A run of records:
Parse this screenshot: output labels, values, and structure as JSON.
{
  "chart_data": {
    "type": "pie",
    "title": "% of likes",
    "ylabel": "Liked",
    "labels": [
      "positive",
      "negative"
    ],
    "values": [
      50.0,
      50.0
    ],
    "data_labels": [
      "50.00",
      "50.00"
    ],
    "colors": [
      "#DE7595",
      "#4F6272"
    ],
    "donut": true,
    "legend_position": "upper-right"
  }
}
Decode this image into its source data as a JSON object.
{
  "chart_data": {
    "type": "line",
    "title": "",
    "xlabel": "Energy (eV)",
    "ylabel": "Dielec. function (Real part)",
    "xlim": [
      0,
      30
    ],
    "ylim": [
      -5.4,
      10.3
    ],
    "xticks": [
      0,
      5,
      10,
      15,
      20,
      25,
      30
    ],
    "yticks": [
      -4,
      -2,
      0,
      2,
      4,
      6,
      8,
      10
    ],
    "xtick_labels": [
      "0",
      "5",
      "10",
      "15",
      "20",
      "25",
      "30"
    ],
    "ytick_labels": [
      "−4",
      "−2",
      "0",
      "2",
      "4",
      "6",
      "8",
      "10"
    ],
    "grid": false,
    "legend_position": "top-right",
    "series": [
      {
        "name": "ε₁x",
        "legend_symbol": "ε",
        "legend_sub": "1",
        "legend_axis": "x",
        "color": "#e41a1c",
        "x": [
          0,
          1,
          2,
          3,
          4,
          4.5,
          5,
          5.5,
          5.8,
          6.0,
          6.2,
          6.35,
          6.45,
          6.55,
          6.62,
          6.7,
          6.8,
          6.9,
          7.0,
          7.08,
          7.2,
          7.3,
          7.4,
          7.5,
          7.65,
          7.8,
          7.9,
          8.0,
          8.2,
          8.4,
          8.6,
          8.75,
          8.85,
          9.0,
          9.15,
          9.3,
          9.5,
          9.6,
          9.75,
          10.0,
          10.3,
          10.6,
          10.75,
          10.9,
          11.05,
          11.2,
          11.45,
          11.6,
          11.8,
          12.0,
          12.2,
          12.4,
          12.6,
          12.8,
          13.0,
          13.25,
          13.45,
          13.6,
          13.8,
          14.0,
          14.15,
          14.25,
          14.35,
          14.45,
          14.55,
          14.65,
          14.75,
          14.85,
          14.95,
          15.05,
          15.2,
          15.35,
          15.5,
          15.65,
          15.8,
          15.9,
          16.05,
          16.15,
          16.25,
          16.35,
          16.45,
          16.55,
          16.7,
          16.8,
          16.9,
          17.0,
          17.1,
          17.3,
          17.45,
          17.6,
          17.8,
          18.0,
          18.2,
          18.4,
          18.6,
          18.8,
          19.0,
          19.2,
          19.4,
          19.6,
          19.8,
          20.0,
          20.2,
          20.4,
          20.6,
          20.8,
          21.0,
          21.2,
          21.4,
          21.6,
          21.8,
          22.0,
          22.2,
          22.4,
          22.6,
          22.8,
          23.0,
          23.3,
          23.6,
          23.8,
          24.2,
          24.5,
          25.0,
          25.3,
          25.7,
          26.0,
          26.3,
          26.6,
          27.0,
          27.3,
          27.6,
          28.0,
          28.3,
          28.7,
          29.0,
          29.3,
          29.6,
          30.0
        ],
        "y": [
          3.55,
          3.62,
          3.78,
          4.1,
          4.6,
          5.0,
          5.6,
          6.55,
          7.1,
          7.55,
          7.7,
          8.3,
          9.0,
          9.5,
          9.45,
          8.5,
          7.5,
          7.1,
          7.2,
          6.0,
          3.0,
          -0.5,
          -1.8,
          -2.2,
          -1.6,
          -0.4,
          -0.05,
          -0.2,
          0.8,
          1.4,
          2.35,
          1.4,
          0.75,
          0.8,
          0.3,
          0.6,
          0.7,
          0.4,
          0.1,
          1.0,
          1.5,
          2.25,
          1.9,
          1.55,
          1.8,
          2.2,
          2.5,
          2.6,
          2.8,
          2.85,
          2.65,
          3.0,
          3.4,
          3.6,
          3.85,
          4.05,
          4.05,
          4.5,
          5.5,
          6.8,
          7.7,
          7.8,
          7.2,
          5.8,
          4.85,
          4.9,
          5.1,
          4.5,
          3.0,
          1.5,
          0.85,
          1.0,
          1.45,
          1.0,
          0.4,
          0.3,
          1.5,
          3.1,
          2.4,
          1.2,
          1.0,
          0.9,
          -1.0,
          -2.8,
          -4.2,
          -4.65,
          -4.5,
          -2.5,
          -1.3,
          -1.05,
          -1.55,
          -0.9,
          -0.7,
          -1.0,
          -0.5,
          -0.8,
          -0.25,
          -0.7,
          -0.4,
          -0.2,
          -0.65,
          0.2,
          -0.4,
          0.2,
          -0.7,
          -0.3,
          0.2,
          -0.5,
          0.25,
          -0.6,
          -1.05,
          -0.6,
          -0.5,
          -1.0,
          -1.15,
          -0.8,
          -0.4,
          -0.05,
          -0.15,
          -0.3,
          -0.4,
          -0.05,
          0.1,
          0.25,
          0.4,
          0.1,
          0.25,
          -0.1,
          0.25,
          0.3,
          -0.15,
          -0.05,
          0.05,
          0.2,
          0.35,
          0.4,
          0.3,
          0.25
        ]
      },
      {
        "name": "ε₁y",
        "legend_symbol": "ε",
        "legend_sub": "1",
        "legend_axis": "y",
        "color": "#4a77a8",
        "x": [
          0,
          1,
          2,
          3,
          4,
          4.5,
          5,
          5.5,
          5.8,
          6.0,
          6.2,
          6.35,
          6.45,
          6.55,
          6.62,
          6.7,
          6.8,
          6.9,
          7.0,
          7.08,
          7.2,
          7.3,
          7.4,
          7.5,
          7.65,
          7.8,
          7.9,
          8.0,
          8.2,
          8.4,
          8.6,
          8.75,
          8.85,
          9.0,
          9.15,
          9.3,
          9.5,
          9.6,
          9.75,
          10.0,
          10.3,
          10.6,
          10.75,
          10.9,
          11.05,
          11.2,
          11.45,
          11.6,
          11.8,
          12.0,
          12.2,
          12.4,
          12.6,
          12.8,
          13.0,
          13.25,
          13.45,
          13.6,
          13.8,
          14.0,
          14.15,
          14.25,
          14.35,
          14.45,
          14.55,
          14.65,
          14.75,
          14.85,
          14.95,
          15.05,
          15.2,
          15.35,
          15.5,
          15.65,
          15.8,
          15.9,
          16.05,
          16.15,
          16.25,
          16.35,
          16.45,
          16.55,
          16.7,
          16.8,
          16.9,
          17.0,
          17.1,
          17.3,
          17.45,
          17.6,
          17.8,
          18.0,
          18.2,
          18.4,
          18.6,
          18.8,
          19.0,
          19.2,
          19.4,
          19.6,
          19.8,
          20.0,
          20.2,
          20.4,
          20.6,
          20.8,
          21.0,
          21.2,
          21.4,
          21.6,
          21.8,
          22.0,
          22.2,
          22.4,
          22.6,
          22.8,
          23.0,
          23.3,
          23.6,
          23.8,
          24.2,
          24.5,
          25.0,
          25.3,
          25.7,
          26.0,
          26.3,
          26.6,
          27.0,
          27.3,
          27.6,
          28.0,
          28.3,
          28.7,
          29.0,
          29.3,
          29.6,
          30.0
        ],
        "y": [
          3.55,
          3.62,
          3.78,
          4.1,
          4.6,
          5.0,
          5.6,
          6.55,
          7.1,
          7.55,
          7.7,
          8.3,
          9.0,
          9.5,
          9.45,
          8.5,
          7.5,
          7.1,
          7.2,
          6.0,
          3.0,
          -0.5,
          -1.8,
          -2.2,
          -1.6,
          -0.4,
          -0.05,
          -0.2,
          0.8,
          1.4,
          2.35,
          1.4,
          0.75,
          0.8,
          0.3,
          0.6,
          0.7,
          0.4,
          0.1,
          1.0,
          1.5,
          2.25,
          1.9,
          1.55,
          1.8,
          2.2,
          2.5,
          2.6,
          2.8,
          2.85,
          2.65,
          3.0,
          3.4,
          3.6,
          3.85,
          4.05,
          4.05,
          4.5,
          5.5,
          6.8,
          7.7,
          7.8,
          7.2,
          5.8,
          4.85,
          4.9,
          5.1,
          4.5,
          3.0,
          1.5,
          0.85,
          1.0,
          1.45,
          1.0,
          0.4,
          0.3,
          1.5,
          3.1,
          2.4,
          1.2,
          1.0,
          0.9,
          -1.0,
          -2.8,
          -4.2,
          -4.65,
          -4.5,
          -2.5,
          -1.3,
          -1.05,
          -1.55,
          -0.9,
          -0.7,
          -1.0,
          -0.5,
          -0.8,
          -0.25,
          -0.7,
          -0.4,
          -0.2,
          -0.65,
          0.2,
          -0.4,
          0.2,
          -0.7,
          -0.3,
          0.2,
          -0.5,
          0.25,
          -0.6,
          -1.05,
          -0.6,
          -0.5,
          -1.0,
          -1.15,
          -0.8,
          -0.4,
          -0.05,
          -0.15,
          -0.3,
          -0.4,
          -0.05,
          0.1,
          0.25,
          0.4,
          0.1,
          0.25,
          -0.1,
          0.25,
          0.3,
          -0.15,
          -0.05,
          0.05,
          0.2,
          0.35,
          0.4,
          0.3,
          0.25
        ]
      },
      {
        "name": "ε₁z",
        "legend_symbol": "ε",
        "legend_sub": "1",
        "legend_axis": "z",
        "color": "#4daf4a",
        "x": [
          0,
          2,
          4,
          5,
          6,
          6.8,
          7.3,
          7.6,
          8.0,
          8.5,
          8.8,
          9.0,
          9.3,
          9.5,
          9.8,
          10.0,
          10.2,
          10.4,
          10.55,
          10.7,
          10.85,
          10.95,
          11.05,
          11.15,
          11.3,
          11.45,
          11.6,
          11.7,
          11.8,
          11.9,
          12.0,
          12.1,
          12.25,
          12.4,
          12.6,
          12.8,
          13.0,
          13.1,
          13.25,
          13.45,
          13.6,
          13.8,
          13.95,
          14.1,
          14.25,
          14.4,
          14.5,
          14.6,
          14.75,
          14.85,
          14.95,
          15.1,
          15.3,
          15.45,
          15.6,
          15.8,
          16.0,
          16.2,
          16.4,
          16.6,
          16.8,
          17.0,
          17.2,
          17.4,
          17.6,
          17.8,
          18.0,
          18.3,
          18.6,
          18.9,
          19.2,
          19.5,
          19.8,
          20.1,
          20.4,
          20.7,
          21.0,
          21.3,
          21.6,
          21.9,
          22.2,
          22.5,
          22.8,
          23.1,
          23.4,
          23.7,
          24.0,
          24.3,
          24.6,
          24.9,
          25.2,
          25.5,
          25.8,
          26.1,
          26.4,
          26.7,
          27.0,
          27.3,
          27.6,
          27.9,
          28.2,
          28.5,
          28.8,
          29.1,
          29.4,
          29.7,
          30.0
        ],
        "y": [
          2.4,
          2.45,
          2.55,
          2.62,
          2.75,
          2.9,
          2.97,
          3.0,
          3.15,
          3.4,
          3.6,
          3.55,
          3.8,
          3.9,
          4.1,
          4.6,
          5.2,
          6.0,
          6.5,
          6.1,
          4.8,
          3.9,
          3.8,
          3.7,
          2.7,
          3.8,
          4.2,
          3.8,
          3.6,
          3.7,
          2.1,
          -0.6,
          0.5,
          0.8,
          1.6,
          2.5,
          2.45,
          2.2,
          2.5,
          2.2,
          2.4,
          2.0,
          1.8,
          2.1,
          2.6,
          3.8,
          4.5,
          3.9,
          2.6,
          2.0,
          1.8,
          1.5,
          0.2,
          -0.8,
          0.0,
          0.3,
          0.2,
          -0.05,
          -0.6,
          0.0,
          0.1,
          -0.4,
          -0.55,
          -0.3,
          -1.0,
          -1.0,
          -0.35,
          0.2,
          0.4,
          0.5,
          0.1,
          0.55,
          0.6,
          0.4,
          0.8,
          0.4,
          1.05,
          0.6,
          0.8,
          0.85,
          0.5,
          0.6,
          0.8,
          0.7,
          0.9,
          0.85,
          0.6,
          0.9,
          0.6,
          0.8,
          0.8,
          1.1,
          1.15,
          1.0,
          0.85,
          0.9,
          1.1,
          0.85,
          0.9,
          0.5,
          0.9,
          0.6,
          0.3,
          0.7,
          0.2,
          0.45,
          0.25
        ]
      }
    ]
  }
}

WHAT YOU WILL DO:
Only the number is needed: state how many lines in the listing contain "this".

TASK OUTPUT:
2